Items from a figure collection
┏━━

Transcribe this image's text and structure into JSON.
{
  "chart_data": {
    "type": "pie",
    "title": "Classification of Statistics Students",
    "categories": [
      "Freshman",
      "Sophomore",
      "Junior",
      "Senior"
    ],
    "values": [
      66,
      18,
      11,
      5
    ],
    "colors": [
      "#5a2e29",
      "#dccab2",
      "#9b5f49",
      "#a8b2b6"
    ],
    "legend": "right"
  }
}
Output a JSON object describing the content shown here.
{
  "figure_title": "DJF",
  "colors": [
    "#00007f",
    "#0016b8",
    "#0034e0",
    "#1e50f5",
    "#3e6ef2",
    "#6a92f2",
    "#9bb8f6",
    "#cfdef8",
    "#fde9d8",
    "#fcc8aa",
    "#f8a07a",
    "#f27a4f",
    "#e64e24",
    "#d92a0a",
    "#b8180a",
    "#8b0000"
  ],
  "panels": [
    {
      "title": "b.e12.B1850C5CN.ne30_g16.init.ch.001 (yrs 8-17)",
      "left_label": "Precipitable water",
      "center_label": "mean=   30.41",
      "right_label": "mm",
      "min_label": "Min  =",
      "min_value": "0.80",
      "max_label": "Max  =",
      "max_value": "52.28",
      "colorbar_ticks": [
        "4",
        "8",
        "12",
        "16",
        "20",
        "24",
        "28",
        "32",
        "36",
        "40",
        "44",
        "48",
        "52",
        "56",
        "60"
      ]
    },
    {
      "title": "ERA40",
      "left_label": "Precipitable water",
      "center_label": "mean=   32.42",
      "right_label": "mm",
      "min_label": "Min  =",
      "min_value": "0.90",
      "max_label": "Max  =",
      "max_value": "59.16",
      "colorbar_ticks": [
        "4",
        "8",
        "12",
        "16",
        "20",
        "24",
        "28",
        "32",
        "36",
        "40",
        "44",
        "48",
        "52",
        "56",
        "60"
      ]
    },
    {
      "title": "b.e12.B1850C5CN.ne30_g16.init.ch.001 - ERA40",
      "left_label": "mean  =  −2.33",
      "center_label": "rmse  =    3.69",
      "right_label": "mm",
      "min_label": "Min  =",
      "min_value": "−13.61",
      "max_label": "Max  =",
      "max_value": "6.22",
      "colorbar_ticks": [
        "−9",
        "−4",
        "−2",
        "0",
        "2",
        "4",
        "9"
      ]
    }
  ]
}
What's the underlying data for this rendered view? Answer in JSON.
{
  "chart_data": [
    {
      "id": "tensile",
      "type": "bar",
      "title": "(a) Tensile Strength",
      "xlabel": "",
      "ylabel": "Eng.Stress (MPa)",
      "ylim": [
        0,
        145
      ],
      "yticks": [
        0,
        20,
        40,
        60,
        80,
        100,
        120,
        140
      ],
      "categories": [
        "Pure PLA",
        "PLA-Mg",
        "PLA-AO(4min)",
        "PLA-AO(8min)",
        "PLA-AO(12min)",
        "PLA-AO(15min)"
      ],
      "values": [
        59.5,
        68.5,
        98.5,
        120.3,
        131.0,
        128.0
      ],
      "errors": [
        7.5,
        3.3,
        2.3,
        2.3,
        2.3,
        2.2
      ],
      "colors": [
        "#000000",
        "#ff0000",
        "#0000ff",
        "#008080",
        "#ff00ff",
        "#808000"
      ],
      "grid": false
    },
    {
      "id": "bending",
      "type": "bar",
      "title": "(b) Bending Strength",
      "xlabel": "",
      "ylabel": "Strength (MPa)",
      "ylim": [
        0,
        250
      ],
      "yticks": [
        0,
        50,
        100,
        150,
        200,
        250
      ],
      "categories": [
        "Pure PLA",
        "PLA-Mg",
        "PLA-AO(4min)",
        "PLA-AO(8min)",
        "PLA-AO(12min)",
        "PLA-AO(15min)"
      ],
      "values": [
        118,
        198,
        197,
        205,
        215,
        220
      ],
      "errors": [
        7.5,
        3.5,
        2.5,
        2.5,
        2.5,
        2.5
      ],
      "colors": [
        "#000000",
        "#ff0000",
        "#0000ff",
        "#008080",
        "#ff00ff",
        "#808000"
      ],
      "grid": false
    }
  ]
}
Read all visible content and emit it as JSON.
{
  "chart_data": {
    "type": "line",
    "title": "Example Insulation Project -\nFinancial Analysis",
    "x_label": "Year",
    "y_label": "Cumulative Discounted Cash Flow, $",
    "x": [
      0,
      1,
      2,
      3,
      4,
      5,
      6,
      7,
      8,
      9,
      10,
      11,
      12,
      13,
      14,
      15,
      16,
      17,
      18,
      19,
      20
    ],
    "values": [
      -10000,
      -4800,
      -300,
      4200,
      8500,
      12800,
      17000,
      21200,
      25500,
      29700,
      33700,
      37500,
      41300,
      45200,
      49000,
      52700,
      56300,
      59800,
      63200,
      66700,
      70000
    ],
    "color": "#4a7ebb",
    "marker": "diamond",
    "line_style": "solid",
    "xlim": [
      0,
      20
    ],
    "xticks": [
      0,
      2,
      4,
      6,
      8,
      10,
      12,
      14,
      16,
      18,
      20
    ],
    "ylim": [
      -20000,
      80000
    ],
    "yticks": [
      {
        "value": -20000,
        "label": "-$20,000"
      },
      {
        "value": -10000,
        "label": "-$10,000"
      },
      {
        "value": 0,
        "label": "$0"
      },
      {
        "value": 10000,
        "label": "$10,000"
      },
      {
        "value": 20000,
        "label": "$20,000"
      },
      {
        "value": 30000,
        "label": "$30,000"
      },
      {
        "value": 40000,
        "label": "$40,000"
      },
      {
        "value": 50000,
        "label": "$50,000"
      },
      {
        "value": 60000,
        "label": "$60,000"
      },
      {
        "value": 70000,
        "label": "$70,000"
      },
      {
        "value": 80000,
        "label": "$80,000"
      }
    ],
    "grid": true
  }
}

┗━━

Reproduce the data shown above exactly.

Transcribe this image's text and structure into JSON.
{
  "chart_data": {
    "type": "pie",
    "title": "Classification of Statistics Students",
    "categories": [
      "Freshman",
      "Sophomore",
      "Junior",
      "Senior"
    ],
    "values": [
      66,
      18,
      11,
      5
    ],
    "colors": [
      "#5a2e29",
      "#dccab2",
      "#9b5f49",
      "#a8b2b6"
    ],
    "legend": "right"
  }
}
Output a JSON object describing the content shown here.
{
  "figure_title": "DJF",
  "colors": [
    "#00007f",
    "#0016b8",
    "#0034e0",
    "#1e50f5",
    "#3e6ef2",
    "#6a92f2",
    "#9bb8f6",
    "#cfdef8",
    "#fde9d8",
    "#fcc8aa",
    "#f8a07a",
    "#f27a4f",
    "#e64e24",
    "#d92a0a",
    "#b8180a",
    "#8b0000"
  ],
  "panels": [
    {
      "title": "b.e12.B1850C5CN.ne30_g16.init.ch.001 (yrs 8-17)",
      "left_label": "Precipitable water",
      "center_label": "mean=   30.41",
      "right_label": "mm",
      "min_label": "Min  =",
      "min_value": "0.80",
      "max_label": "Max  =",
      "max_value": "52.28",
      "colorbar_ticks": [
        "4",
        "8",
        "12",
        "16",
        "20",
        "24",
        "28",
        "32",
        "36",
        "40",
        "44",
        "48",
        "52",
        "56",
        "60"
      ]
    },
    {
      "title": "ERA40",
      "left_label": "Precipitable water",
      "center_label": "mean=   32.42",
      "right_label": "mm",
      "min_label": "Min  =",
      "min_value": "0.90",
      "max_label": "Max  =",
      "max_value": "59.16",
      "colorbar_ticks": [
        "4",
        "8",
        "12",
        "16",
        "20",
        "24",
        "28",
        "32",
        "36",
        "40",
        "44",
        "48",
        "52",
        "56",
        "60"
      ]
    },
    {
      "title": "b.e12.B1850C5CN.ne30_g16.init.ch.001 - ERA40",
      "left_label": "mean  =  −2.33",
      "center_label": "rmse  =    3.69",
      "right_label": "mm",
      "min_label": "Min  =",
      "min_value": "−13.61",
      "max_label": "Max  =",
      "max_value": "6.22",
      "colorbar_ticks": [
        "−9",
        "−4",
        "−2",
        "0",
        "2",
        "4",
        "9"
      ]
    }
  ]
}
What's the underlying data for this rendered view? Answer in JSON.
{
  "chart_data": [
    {
      "id": "tensile",
      "type": "bar",
      "title": "(a) Tensile Strength",
      "xlabel": "",
      "ylabel": "Eng.Stress (MPa)",
      "ylim": [
        0,
        145
      ],
      "yticks": [
        0,
        20,
        40,
        60,
        80,
        100,
        120,
        140
      ],
      "categories": [
        "Pure PLA",
        "PLA-Mg",
        "PLA-AO(4min)",
        "PLA-AO(8min)",
        "PLA-AO(12min)",
        "PLA-AO(15min)"
      ],
      "values": [
        59.5,
        68.5,
        98.5,
        120.3,
        131.0,
        128.0
      ],
      "errors": [
        7.5,
        3.3,
        2.3,
        2.3,
        2.3,
        2.2
      ],
      "colors": [
        "#000000",
        "#ff0000",
        "#0000ff",
        "#008080",
        "#ff00ff",
        "#808000"
      ],
      "grid": false
    },
    {
      "id": "bending",
      "type": "bar",
      "title": "(b) Bending Strength",
      "xlabel": "",
      "ylabel": "Strength (MPa)",
      "ylim": [
        0,
        250
      ],
      "yticks": [
        0,
        50,
        100,
        150,
        200,
        250
      ],
      "categories": [
        "Pure PLA",
        "PLA-Mg",
        "PLA-AO(4min)",
        "PLA-AO(8min)",
        "PLA-AO(12min)",
        "PLA-AO(15min)"
      ],
      "values": [
        118,
        198,
        197,
        205,
        215,
        220
      ],
      "errors": [
        7.5,
        3.5,
        2.5,
        2.5,
        2.5,
        2.5
      ],
      "colors": [
        "#000000",
        "#ff0000",
        "#0000ff",
        "#008080",
        "#ff00ff",
        "#808000"
      ],
      "grid": false
    }
  ]
}
Read all visible content and emit it as JSON.
{
  "chart_data": {
    "type": "line",
    "title": "Example Insulation Project -\nFinancial Analysis",
    "x_label": "Year",
    "y_label": "Cumulative Discounted Cash Flow, $",
    "x": [
      0,
      1,
      2,
      3,
      4,
      5,
      6,
      7,
      8,
      9,
      10,
      11,
      12,
      13,
      14,
      15,
      16,
      17,
      18,
      19,
      20
    ],
    "values": [
      -10000,
      -4800,
      -300,
      4200,
      8500,
      12800,
      17000,
      21200,
      25500,
      29700,
      33700,
      37500,
      41300,
      45200,
      49000,
      52700,
      56300,
      59800,
      63200,
      66700,
      70000
    ],
    "color": "#4a7ebb",
    "marker": "diamond",
    "line_style": "solid",
    "xlim": [
      0,
      20
    ],
    "xticks": [
      0,
      2,
      4,
      6,
      8,
      10,
      12,
      14,
      16,
      18,
      20
    ],
    "ylim": [
      -20000,
      80000
    ],
    "yticks": [
      {
        "value": -20000,
        "label": "-$20,000"
      },
      {
        "value": -10000,
        "label": "-$10,000"
      },
      {
        "value": 0,
        "label": "$0"
      },
      {
        "value": 10000,
        "label": "$10,000"
      },
      {
        "value": 20000,
        "label": "$20,000"
      },
      {
        "value": 30000,
        "label": "$30,000"
      },
      {
        "value": 40000,
        "label": "$40,000"
      },
      {
        "value": 50000,
        "label": "$50,000"
      },
      {
        "value": 60000,
        "label": "$60,000"
      },
      {
        "value": 70000,
        "label": "$70,000"
      },
      {
        "value": 80000,
        "label": "$80,000"
      }
    ],
    "grid": true
  }
}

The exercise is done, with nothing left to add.